(Data records)

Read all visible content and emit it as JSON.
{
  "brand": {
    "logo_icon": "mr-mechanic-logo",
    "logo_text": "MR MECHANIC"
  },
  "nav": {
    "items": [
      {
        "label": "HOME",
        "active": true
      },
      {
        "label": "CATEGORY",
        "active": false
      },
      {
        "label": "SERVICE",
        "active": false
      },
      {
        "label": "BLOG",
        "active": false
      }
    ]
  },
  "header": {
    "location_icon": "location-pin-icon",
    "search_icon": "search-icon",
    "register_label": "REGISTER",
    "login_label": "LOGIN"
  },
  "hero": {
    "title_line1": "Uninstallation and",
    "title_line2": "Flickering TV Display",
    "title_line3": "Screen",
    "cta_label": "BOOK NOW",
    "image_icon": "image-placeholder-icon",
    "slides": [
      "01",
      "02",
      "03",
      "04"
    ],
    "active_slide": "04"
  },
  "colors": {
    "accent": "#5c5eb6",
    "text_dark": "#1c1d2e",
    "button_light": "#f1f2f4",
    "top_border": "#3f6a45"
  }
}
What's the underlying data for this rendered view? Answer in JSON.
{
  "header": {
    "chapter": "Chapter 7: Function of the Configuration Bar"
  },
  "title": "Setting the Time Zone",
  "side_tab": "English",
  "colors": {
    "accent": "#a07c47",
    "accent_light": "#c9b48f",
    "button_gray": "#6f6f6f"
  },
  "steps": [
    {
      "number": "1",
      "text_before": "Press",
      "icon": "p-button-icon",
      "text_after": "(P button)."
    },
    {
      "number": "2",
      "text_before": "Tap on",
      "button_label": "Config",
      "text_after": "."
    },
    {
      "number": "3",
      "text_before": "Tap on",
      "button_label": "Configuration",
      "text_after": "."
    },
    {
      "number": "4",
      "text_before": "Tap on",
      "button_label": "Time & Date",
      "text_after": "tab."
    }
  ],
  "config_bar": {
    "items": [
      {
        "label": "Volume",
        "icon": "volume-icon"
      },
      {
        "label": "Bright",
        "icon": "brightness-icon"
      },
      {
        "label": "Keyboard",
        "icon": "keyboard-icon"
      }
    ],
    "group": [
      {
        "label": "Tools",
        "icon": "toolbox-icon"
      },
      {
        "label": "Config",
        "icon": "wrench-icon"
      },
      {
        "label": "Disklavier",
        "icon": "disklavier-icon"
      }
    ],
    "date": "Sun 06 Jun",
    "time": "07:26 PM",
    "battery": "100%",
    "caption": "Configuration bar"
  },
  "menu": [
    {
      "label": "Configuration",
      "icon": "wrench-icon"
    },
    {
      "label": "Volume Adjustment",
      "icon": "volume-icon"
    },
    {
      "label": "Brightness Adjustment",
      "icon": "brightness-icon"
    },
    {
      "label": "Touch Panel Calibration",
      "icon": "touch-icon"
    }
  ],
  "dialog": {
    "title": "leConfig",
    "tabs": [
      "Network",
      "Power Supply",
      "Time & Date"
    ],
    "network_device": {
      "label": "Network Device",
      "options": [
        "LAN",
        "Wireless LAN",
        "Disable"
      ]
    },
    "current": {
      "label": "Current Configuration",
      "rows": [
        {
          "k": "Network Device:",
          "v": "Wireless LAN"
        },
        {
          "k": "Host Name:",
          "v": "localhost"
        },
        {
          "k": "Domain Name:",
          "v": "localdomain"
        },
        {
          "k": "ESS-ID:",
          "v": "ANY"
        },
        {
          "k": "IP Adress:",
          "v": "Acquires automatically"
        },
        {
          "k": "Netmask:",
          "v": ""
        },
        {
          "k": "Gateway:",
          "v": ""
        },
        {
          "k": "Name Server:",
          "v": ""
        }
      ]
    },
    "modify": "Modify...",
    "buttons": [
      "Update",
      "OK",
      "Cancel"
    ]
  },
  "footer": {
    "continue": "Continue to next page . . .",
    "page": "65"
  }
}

▸ WHAT TO DO: Find "JSON". Copy every line it occurs in.

▸ OUTPUT FOR THIS EXERCISE:
Read all visible content and emit it as JSON.
What's the underlying data for this rendered view? Answer in JSON.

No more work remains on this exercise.